**Provided passage**
»»
Sunday, April 17, 2016

Lee Group Charters vs Commissioner of Taxation [2016] FCA 332

This case concerns what constitutes the 'carrying on' of a super yacht charter 'business'.  The entities of Mr Lee which conducted the alleged super yacht business include Lee Group Charters Pty Ltd (LGC) and Kerri Lee Charters Pty Ltd (KLC).  These two entities also happened to be beneficiaries of profitable trusts presumably controlled by Mr Lee at all relevant times, leaving it open for Mr Lee to offset potentially taxable income residing in these trusts against potential losses made by either of his yacht chartering enterprises.

As it happened the yacht chartering business lost money from inception in 2006 until the Commissioner's most recent tax amendment to LGC in 2013.  While the Australian Taxation Office (ATO) were no fan of this tax framework, that is besides the point.  Taxation law explicitly prevents deducting expenses incurred from boating activities that are not 'carried on as a business' (s.26-47), at least to the extent they are not being offset against income from the boat or yacht itself.  Hence, the ATO argued that LGC were ineligible to deduct their yacht chartering tax losses against profits from Mr Lee's other more profitable business ventures which were transferred in by way of a trust distribution.

Taxpayer's Contentions

The legal argument from the taxpayer's perspective is as follows:

Section 26-47(2) provides that boating expenditure exceeding boating income shall be quarantined to be offset against boating profits in future years if they may arise.

Section 26-47(3) provides that there are exceptions to the above rule, including exclusion (b) being an entity which uses a boat 'mainly' for letting it on hire in the ordinary course of a business.
««
**Requests**
**1.** In the case summary, in what year did the yacht chartering business begin losing money?
**2.** Decide whether each statement agrees with the case summary. For each, answer yes or no and quote the deciding words. (a) The ATO argued that LGC could deduct its yacht chartering losses against profits from Mr Lee's other ventures. (b) Kerri Lee Charters Pty Ltd is one of the entities of Mr Lee that conducted the alleged super yacht business. (c) Under Section 26-47(2), boating expenditure exceeding boating income is quarantined to be offset against boating profits in future years.
**3.** Reproduce the part of the case summary that opens with the words containing "Section 26-47(3) provides" and closes with "of a business.", substituting "charter" for "hire".

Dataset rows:
»»
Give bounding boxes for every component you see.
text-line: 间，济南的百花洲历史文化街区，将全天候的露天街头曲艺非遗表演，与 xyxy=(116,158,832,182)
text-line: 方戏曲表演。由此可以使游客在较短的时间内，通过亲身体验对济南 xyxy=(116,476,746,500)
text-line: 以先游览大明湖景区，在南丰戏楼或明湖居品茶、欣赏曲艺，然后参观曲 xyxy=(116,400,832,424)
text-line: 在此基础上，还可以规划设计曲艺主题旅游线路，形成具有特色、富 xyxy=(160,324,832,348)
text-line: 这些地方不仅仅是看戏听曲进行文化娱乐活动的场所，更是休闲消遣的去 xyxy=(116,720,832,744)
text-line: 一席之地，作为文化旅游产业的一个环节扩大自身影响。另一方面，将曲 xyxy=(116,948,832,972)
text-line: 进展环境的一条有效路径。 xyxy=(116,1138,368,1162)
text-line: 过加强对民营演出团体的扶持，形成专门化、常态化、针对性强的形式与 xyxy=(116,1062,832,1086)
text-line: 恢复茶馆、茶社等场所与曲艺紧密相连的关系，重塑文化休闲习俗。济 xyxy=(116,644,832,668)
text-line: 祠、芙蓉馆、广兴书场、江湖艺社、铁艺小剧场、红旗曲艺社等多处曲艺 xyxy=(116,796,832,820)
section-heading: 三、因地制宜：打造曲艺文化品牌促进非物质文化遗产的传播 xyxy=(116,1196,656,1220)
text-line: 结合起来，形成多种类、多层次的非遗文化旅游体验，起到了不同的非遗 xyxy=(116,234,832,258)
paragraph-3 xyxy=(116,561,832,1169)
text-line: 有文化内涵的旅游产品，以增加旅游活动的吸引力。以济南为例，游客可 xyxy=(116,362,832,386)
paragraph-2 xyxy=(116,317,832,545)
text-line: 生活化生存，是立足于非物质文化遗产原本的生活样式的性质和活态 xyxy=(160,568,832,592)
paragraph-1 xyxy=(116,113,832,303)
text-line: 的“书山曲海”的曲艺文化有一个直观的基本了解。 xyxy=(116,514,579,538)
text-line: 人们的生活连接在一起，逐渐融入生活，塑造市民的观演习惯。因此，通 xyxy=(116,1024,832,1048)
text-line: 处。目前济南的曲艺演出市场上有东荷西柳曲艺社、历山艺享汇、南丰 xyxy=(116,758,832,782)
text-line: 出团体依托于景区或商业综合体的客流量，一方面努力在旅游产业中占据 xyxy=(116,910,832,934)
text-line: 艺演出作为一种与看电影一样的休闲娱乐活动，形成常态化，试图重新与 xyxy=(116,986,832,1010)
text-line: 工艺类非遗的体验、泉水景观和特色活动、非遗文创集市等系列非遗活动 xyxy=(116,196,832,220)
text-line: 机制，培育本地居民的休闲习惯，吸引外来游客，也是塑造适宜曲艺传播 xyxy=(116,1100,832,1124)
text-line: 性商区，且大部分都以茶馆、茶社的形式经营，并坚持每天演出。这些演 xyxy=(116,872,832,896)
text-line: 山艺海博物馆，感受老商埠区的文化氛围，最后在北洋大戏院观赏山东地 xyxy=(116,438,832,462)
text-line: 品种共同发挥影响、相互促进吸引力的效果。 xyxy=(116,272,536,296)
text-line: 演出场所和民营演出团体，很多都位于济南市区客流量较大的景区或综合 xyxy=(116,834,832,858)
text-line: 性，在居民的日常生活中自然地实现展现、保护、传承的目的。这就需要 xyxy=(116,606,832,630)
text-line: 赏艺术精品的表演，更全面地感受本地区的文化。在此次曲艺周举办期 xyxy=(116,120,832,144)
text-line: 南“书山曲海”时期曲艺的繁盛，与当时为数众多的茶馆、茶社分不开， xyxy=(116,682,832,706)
««
»»
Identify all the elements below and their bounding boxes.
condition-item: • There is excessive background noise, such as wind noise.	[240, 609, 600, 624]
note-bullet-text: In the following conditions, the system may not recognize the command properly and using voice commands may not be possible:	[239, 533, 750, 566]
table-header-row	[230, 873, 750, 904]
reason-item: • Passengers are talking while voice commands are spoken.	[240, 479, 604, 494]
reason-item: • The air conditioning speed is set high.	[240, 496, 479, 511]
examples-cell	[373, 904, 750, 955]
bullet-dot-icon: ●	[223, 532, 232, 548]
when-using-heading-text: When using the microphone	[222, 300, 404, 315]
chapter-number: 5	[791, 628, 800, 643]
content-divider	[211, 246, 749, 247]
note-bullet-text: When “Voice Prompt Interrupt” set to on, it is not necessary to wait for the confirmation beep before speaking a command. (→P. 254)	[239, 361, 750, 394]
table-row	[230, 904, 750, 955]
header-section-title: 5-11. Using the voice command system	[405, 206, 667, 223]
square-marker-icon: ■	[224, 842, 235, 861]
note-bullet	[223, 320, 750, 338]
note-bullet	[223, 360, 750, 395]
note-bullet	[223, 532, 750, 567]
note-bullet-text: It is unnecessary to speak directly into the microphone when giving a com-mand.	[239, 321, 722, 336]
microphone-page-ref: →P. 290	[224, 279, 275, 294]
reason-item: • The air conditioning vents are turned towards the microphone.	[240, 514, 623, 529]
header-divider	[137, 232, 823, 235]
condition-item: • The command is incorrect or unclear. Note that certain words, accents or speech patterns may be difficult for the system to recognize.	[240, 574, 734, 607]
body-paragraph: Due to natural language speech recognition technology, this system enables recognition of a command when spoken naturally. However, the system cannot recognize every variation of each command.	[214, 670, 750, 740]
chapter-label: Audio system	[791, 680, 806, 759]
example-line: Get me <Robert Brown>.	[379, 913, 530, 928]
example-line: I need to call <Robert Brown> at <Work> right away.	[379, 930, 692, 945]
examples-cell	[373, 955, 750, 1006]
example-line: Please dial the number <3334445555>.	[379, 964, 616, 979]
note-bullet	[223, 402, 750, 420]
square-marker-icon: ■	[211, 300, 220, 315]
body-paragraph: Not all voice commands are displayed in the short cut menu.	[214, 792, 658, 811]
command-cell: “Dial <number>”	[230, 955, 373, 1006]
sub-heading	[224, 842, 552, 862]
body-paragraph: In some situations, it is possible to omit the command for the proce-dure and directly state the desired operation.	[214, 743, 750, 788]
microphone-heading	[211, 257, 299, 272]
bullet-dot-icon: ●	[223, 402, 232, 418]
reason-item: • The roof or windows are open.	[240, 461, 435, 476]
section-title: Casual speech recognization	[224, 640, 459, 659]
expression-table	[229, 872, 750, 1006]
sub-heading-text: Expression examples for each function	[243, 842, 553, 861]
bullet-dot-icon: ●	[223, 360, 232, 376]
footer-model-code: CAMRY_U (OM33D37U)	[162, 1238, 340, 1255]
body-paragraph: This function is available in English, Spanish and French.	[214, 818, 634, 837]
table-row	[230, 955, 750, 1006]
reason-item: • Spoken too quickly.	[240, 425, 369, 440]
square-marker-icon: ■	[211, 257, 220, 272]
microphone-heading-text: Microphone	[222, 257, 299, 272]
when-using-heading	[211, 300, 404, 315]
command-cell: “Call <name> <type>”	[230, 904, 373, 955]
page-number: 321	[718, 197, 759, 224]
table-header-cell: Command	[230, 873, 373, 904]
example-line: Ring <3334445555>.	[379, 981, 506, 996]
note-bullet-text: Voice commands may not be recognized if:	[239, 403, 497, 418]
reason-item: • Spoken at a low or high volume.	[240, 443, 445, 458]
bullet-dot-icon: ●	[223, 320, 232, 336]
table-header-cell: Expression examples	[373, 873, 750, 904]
««
**In response**
**1.** It began losing money from its inception in 2006.

**2.**
(a) No: "the ATO argued that LGC were ineligible to deduct their yacht chartering tax losses against profits from Mr Lee's other more profitable business ventures"
(b) Yes: "The entities of Mr Lee which conducted the alleged super yacht business include Lee Group Charters Pty Ltd (LGC) and Kerri Lee Charters Pty Ltd (KLC)."
(c) Yes: "Section 26-47(2) provides that boating expenditure exceeding boating income shall be quarantined to be offset against boating profits in future years if they may arise."

**3.**
Section 26-47(3) provides that there are exceptions to the above rule, including exclusion (b) being an entity which uses a boat 'mainly' for letting it on charter in the ordinary course of a business.